## start

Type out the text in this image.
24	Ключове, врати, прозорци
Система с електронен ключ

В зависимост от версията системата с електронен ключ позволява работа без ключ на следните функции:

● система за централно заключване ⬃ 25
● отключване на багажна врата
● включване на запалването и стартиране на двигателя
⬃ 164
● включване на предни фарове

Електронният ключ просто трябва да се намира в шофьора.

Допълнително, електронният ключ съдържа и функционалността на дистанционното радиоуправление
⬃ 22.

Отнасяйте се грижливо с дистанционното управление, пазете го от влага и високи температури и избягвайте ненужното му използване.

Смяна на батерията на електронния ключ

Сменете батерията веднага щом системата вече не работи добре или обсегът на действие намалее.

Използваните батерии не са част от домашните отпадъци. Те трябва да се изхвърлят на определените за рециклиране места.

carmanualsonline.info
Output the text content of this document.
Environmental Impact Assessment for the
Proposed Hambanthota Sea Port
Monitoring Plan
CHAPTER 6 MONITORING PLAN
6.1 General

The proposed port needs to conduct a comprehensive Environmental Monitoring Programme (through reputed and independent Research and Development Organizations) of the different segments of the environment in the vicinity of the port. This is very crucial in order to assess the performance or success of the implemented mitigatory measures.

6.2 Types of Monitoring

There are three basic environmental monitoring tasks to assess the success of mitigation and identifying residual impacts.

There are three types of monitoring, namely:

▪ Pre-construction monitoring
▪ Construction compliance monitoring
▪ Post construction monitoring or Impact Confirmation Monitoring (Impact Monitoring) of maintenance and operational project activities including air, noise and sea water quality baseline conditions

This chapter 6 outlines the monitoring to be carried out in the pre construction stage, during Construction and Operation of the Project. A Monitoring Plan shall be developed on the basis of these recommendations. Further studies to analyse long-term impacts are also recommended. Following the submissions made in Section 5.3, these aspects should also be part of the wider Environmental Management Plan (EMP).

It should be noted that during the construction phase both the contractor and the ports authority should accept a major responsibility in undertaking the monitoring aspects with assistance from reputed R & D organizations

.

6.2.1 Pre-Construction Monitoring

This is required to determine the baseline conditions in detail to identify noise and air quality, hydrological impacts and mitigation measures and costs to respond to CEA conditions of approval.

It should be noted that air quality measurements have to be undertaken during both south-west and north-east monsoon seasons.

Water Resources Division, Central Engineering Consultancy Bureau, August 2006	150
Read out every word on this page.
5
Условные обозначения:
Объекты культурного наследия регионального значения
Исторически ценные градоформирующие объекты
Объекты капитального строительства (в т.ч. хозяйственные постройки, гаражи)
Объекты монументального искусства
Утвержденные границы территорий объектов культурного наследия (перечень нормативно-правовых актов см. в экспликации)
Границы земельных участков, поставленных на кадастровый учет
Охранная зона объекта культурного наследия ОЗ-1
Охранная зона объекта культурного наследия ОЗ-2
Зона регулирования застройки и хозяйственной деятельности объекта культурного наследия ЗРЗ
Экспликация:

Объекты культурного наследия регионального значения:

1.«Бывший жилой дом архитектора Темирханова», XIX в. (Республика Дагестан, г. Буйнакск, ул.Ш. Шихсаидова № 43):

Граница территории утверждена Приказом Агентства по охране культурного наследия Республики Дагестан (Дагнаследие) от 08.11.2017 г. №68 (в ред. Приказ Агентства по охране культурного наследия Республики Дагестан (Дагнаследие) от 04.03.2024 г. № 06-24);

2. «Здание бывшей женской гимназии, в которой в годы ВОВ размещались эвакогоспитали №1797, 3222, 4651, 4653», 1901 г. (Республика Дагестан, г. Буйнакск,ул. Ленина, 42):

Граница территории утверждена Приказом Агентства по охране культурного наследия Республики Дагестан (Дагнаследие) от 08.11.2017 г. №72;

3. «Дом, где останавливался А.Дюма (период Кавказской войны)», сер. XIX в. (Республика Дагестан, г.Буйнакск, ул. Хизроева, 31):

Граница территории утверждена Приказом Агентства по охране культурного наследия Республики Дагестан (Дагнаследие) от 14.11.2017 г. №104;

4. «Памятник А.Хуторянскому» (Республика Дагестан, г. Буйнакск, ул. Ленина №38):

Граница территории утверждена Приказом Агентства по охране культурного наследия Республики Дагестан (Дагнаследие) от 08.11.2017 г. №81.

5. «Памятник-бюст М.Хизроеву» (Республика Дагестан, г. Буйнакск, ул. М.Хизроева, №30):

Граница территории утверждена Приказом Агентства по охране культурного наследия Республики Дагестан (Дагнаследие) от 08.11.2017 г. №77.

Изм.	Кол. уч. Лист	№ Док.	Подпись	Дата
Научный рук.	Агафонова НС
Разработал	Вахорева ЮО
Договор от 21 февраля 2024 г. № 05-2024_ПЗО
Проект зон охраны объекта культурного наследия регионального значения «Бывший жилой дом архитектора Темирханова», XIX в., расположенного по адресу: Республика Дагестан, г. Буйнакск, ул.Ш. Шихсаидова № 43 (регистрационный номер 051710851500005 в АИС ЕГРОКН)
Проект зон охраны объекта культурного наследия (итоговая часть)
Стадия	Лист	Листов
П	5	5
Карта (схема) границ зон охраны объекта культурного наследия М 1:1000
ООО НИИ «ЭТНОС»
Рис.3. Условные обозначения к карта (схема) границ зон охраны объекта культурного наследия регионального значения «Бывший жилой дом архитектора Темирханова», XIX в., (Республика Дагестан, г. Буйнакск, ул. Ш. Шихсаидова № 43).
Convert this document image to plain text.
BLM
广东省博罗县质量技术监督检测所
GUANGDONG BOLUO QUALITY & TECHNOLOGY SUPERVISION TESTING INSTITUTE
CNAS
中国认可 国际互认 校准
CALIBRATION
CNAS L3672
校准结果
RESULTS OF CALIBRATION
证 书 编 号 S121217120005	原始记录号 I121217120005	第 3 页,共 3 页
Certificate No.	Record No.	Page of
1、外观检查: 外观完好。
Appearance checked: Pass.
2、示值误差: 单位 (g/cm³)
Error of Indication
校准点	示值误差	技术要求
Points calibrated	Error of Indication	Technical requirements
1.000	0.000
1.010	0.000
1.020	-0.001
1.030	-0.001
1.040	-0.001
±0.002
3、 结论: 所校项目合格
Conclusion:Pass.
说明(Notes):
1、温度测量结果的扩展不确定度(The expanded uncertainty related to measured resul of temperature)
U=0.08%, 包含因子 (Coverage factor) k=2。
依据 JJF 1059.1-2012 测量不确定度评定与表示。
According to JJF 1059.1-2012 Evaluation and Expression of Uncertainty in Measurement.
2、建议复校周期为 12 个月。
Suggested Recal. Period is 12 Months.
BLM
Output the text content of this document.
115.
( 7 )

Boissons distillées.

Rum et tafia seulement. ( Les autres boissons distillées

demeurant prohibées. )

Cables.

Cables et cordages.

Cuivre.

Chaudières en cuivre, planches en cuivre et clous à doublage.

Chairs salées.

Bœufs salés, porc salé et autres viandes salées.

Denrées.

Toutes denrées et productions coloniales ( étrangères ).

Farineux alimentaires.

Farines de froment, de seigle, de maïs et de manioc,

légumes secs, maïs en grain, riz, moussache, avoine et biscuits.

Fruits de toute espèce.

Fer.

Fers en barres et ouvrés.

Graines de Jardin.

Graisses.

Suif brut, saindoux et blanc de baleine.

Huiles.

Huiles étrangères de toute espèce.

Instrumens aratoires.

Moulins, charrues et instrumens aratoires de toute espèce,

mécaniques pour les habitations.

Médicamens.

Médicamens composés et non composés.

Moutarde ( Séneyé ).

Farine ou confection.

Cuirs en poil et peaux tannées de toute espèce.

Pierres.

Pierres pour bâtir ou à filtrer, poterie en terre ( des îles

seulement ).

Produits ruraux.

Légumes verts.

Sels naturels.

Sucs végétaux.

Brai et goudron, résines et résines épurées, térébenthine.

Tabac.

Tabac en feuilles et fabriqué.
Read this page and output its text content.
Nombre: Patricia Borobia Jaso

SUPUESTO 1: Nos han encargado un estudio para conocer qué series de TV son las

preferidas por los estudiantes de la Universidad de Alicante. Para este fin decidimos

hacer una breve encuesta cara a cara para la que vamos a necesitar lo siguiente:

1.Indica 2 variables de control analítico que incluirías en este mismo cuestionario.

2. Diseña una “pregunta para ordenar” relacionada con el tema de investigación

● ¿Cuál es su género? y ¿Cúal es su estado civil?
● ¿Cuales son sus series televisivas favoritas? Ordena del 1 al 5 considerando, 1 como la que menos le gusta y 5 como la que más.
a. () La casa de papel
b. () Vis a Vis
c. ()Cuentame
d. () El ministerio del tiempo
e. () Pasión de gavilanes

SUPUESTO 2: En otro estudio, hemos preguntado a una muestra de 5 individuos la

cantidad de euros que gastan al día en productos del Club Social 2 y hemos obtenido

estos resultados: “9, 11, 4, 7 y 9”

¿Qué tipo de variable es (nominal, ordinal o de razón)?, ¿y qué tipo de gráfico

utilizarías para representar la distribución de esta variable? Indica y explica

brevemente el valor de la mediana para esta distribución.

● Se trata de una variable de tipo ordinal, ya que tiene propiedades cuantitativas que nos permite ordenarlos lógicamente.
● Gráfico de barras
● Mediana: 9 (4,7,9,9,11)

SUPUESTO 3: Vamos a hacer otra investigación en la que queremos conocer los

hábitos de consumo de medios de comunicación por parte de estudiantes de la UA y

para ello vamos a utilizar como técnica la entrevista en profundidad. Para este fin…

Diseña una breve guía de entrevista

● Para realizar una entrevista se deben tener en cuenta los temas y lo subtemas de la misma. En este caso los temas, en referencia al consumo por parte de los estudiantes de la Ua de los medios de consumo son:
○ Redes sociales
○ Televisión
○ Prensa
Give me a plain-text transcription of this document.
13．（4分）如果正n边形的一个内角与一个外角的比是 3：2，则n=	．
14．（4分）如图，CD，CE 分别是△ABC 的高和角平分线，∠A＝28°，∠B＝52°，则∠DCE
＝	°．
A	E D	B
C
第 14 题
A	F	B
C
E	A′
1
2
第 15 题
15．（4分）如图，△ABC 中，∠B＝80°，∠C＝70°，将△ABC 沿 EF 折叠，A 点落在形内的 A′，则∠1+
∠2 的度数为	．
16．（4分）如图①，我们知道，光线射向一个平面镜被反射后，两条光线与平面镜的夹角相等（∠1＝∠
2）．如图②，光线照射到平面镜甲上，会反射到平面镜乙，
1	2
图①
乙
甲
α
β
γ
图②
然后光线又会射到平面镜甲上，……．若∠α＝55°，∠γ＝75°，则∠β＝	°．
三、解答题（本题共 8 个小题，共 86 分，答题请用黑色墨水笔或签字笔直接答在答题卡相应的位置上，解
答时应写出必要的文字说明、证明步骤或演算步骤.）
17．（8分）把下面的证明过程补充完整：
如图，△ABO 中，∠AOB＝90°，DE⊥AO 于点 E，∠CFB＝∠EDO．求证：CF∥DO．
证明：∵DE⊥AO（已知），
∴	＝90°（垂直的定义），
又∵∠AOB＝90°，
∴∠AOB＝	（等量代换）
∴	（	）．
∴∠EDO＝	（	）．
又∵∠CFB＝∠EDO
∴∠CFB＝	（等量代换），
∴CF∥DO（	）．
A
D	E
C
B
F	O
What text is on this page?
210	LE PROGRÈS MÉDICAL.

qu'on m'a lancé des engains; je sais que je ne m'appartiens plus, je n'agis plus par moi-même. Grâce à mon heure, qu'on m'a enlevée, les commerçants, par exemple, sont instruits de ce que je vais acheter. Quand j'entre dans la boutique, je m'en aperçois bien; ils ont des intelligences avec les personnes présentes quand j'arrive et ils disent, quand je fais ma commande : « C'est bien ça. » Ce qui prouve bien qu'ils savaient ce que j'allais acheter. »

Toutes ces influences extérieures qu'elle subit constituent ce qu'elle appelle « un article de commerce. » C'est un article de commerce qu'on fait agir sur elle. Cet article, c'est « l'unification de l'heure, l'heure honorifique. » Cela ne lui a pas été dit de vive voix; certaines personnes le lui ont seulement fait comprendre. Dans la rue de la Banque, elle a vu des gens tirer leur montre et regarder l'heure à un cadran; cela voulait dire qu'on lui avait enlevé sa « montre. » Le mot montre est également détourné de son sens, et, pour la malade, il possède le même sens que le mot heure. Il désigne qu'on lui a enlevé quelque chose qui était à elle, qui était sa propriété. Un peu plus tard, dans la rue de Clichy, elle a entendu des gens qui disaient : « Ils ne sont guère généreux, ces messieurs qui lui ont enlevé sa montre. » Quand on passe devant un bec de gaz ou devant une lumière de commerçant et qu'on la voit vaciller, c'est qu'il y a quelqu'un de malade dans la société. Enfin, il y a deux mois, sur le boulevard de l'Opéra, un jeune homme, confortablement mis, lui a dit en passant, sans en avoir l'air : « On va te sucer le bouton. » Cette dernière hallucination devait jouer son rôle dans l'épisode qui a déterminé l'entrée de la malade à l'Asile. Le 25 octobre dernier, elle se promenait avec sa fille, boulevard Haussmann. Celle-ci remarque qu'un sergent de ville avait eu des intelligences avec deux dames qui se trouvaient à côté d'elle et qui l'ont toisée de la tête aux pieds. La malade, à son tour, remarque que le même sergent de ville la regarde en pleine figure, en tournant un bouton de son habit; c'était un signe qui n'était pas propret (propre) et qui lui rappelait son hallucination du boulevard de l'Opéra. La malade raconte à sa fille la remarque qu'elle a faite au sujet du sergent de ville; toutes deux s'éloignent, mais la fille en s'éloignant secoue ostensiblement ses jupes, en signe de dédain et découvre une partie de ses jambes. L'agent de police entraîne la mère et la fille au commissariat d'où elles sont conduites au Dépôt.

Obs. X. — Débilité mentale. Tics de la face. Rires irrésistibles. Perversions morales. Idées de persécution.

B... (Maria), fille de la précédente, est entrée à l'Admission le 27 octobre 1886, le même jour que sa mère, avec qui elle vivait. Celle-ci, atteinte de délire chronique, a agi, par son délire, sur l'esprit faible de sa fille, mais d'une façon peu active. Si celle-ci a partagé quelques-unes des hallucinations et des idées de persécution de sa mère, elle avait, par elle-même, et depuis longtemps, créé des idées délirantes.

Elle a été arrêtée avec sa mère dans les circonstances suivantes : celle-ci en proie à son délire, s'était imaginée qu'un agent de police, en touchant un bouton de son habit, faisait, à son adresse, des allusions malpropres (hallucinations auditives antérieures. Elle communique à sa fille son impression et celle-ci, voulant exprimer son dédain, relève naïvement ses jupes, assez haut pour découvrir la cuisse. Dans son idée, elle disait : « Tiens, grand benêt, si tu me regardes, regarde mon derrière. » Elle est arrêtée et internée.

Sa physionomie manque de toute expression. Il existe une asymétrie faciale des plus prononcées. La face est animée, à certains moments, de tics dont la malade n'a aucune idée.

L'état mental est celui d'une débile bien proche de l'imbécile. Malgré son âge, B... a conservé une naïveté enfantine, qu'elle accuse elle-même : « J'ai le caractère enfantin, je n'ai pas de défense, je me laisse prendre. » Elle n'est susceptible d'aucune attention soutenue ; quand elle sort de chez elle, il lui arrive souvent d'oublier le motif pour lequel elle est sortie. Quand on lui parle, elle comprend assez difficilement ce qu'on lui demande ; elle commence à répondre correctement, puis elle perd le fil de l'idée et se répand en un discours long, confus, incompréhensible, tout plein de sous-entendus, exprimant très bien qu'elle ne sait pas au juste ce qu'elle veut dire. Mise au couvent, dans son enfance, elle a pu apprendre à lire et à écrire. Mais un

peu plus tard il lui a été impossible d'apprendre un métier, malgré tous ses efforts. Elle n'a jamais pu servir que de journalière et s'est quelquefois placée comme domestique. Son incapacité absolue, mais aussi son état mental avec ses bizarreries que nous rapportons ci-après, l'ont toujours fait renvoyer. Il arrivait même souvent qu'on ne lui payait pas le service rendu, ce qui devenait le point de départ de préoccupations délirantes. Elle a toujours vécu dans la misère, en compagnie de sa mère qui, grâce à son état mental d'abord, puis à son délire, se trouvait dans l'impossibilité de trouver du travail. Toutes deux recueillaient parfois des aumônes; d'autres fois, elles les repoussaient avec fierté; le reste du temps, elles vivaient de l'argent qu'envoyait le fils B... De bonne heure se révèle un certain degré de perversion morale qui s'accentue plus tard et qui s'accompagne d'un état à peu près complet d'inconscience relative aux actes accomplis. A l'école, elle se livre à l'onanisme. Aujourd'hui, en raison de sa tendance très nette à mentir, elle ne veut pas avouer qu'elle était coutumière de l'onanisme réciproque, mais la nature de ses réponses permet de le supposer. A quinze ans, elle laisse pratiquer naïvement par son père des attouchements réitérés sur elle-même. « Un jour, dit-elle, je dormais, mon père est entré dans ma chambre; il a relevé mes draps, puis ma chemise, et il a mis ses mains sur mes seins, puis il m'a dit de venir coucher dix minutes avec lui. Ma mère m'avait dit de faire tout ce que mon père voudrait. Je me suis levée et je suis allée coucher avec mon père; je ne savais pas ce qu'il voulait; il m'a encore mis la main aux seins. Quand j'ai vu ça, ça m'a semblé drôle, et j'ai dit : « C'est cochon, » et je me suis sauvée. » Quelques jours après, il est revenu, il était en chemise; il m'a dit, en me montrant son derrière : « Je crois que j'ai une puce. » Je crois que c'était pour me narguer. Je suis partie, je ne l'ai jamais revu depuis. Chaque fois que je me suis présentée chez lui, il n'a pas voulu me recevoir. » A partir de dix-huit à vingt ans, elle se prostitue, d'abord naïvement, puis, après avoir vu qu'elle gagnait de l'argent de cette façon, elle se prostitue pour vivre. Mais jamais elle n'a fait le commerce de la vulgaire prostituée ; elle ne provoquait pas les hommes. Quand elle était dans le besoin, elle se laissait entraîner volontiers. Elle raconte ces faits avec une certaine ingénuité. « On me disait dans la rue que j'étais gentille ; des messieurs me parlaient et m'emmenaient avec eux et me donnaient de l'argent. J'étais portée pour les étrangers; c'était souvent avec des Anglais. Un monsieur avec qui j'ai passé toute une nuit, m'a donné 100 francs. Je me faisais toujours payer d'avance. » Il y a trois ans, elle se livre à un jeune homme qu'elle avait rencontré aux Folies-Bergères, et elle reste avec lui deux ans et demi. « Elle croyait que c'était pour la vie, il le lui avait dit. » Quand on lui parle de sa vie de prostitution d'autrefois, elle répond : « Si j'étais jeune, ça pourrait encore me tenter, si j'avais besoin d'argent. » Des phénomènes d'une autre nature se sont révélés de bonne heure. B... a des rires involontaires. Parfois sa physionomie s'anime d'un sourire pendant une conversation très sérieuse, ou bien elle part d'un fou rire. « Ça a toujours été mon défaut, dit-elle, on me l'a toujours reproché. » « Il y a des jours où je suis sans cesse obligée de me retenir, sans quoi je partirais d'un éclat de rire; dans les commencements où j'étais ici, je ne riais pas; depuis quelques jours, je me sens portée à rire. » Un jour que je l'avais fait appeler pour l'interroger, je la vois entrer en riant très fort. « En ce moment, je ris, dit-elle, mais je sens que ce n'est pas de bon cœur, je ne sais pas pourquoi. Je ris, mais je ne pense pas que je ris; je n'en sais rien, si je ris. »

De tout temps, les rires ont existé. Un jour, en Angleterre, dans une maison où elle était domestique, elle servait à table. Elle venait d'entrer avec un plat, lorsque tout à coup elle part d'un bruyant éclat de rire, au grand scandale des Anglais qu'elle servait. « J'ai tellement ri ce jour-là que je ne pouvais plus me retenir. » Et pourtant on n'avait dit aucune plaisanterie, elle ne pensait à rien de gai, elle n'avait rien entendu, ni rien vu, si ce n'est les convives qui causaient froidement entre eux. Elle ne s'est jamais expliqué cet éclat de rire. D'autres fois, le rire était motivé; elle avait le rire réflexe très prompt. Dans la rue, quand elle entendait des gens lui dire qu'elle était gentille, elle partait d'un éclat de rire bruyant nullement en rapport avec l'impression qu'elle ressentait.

## end

● Direction
Using the records above, pull out each line where the word "tipo" occurs.

● Complete answer
¿Qué tipo de variable es (nominal, ordinal o de razón)?, ¿y qué tipo de gráfico
● Se trata de una variable de tipo ordinal, ya que tiene propiedades cuantitativas que nos permite ordenarlos lógicamente.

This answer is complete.